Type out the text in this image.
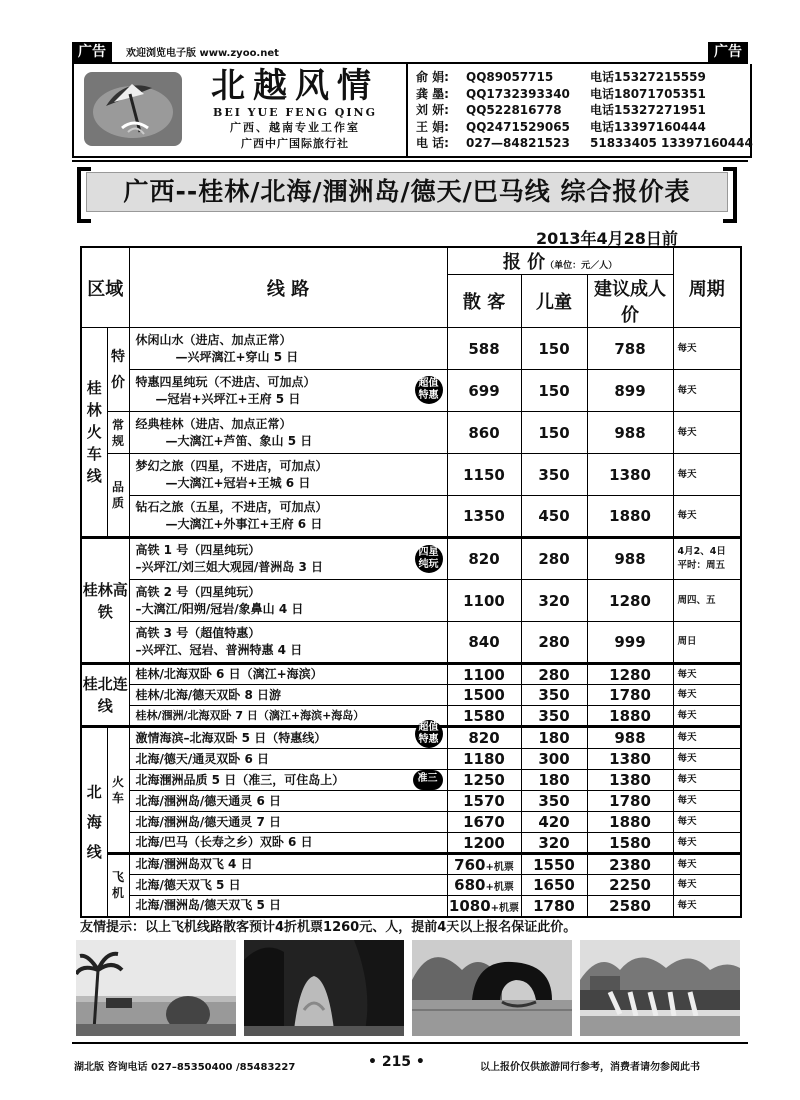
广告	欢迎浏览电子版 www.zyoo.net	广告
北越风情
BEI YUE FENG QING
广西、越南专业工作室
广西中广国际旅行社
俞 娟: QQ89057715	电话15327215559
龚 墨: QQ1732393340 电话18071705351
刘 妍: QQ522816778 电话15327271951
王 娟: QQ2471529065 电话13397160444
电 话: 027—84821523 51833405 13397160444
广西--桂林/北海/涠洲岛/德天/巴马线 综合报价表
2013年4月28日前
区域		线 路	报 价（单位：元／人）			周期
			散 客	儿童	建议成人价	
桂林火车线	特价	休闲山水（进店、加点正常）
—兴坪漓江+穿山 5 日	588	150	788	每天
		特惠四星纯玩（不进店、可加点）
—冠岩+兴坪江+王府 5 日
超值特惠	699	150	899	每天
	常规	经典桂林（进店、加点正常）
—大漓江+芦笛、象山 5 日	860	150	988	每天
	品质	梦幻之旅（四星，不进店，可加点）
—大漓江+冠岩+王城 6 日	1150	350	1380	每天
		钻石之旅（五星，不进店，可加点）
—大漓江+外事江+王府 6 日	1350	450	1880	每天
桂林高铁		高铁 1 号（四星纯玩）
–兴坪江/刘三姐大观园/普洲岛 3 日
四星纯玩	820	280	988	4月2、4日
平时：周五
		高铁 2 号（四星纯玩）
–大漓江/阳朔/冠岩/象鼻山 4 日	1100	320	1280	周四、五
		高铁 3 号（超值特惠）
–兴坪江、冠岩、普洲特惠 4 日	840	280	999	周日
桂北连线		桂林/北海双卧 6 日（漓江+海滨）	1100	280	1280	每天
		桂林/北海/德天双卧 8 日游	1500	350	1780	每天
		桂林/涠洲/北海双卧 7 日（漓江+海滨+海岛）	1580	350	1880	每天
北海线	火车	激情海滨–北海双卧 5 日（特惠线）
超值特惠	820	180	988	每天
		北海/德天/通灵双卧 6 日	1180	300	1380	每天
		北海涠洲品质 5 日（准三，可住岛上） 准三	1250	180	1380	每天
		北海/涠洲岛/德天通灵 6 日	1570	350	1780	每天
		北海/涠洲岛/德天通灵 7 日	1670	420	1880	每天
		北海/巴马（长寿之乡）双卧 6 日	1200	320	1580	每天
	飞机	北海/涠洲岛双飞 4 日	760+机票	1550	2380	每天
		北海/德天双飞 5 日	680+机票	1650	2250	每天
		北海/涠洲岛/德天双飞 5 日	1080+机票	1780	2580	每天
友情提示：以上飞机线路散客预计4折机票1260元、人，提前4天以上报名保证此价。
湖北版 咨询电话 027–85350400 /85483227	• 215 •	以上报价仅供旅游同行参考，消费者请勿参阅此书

Problem statement:
Find the string "德天双飞" in the entries above and return each line that holds it.

Response below:
		北海/德天双飞 5 日	680+机票	1650	2250	每天
		北海/涠洲岛/德天双飞 5 日	1080+机票	1780	2580	每天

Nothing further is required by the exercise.